Figure content listings
--------

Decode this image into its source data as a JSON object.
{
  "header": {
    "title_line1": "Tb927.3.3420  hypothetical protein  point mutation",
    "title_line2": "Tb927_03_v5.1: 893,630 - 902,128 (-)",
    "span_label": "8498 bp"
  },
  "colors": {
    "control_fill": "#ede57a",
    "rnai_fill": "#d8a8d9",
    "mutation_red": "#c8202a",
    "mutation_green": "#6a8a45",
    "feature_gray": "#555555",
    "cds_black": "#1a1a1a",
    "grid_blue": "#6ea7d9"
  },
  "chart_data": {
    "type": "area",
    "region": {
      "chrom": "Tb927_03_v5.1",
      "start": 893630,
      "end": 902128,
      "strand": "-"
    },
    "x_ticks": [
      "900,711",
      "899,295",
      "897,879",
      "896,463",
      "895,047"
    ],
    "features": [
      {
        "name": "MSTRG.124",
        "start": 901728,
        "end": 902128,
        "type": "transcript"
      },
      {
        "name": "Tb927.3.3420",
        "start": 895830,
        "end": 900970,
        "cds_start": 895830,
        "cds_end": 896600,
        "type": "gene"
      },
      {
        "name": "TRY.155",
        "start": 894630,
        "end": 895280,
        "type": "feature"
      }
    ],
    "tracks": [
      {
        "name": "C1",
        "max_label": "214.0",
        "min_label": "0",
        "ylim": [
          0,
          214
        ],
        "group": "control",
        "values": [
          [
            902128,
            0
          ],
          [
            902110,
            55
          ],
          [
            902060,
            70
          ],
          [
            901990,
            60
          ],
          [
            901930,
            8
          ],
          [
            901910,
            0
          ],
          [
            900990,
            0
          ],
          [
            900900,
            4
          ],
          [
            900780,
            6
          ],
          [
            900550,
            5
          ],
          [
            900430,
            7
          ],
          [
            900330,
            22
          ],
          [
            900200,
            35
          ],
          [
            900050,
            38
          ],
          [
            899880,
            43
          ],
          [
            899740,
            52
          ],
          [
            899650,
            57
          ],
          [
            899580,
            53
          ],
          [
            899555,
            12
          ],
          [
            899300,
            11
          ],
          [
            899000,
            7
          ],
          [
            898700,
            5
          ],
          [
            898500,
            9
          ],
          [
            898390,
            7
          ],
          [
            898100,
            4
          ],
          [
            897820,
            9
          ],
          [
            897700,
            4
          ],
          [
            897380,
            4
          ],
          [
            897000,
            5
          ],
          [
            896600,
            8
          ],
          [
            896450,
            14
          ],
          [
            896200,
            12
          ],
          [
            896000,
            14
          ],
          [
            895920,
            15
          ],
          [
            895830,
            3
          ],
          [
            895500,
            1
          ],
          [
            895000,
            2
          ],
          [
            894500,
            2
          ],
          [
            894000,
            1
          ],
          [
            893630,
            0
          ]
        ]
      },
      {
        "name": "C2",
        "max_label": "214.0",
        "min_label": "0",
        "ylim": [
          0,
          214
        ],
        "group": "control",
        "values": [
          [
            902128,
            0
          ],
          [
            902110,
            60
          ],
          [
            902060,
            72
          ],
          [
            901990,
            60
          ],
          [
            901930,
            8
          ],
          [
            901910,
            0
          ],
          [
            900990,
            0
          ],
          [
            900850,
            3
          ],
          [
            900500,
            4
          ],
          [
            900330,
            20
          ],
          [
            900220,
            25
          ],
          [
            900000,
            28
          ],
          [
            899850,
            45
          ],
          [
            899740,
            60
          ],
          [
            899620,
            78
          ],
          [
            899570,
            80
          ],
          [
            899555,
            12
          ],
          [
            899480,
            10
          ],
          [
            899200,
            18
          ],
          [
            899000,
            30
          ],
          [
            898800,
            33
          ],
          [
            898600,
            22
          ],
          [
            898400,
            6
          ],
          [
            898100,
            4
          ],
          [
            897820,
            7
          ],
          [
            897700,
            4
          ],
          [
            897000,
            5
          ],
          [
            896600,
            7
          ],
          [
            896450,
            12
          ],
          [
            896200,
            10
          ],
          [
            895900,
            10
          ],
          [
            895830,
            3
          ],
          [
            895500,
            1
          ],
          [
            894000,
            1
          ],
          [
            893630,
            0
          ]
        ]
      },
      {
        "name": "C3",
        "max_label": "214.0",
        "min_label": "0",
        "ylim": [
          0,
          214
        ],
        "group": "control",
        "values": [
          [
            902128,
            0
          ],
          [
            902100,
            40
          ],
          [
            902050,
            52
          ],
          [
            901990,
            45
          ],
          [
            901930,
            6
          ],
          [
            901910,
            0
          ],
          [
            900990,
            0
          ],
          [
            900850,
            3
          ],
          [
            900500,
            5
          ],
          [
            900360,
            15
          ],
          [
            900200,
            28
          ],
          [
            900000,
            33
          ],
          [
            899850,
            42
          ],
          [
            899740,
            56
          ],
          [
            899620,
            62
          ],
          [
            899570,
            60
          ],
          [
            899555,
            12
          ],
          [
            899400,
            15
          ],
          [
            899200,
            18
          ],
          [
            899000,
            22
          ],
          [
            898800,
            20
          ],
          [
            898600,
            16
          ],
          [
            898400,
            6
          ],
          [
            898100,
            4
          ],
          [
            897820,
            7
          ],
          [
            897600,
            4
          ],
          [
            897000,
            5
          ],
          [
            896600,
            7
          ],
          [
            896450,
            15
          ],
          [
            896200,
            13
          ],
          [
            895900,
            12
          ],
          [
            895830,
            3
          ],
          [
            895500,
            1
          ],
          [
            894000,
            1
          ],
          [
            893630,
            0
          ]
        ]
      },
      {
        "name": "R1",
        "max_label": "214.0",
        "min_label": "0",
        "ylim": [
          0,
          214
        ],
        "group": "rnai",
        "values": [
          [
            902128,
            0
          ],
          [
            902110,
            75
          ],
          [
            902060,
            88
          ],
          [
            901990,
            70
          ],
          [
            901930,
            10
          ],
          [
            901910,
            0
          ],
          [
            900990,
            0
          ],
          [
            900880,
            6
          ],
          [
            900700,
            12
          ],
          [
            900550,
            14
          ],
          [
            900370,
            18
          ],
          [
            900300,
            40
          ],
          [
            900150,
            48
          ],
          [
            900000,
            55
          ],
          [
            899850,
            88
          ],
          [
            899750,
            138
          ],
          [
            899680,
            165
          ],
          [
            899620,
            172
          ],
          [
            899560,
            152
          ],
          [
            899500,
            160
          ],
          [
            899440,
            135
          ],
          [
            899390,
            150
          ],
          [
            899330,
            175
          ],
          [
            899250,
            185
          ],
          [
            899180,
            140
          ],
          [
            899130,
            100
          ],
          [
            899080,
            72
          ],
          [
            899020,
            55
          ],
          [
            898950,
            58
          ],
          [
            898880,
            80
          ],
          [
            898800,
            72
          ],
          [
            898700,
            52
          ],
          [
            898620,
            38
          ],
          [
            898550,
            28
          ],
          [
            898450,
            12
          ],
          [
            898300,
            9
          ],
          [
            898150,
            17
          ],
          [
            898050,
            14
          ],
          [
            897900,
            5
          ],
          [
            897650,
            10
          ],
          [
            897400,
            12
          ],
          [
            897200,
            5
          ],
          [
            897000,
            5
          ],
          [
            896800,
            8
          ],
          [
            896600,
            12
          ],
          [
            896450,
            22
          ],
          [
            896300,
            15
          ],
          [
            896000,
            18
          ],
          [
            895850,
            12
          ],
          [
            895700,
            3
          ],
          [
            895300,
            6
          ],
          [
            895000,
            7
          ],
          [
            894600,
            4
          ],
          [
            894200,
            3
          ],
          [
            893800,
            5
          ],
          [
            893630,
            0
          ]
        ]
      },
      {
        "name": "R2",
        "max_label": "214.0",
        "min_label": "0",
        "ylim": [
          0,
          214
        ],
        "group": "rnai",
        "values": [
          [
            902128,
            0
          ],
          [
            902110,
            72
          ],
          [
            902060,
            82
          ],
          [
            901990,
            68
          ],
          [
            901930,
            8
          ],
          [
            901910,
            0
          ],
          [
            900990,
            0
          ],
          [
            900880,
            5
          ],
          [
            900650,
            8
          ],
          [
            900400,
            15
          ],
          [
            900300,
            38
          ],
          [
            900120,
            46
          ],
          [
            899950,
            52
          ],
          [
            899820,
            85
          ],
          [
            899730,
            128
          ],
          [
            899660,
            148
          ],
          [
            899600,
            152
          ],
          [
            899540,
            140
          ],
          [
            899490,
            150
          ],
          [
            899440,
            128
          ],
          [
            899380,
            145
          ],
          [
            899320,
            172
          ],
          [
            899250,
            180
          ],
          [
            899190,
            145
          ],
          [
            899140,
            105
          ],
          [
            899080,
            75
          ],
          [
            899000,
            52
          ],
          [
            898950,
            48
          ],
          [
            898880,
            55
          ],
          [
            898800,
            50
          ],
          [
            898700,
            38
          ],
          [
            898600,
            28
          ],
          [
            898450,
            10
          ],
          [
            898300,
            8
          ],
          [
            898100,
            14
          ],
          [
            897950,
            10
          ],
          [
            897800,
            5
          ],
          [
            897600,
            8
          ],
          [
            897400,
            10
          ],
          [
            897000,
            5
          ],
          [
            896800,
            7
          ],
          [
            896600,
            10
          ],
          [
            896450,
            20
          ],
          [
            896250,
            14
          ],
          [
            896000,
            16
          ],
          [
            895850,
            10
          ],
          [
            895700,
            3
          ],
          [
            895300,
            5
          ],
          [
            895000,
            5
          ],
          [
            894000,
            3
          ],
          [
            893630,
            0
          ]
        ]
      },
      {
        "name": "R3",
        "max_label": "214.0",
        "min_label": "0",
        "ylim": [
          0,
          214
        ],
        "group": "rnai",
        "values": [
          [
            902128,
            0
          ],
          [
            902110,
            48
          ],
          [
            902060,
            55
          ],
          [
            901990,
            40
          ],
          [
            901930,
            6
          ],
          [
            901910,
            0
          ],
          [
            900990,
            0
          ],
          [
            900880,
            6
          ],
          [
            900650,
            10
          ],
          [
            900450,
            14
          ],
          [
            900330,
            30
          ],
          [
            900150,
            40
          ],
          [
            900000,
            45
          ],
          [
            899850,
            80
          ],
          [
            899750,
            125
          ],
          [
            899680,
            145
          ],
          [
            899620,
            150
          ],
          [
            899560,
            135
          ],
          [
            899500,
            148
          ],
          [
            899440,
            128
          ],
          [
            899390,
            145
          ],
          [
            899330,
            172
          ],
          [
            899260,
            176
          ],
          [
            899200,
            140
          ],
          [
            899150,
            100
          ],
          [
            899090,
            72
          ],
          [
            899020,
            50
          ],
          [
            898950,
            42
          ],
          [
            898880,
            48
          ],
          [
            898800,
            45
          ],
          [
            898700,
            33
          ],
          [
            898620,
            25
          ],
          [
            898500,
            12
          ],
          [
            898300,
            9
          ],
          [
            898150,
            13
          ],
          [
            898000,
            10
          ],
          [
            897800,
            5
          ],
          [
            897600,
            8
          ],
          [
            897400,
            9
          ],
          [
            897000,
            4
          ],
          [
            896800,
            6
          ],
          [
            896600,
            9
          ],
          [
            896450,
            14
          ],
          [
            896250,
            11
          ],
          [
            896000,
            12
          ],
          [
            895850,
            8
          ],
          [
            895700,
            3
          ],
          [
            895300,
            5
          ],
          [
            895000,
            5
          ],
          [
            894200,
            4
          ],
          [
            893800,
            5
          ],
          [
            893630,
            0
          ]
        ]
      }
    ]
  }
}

--------

* Instructions to follow: Find the lines in the records that contain the word "type", then copy every one of them.

* Solution:
    "type": "area",
        "type": "transcript"
        "type": "gene"
        "type": "feature"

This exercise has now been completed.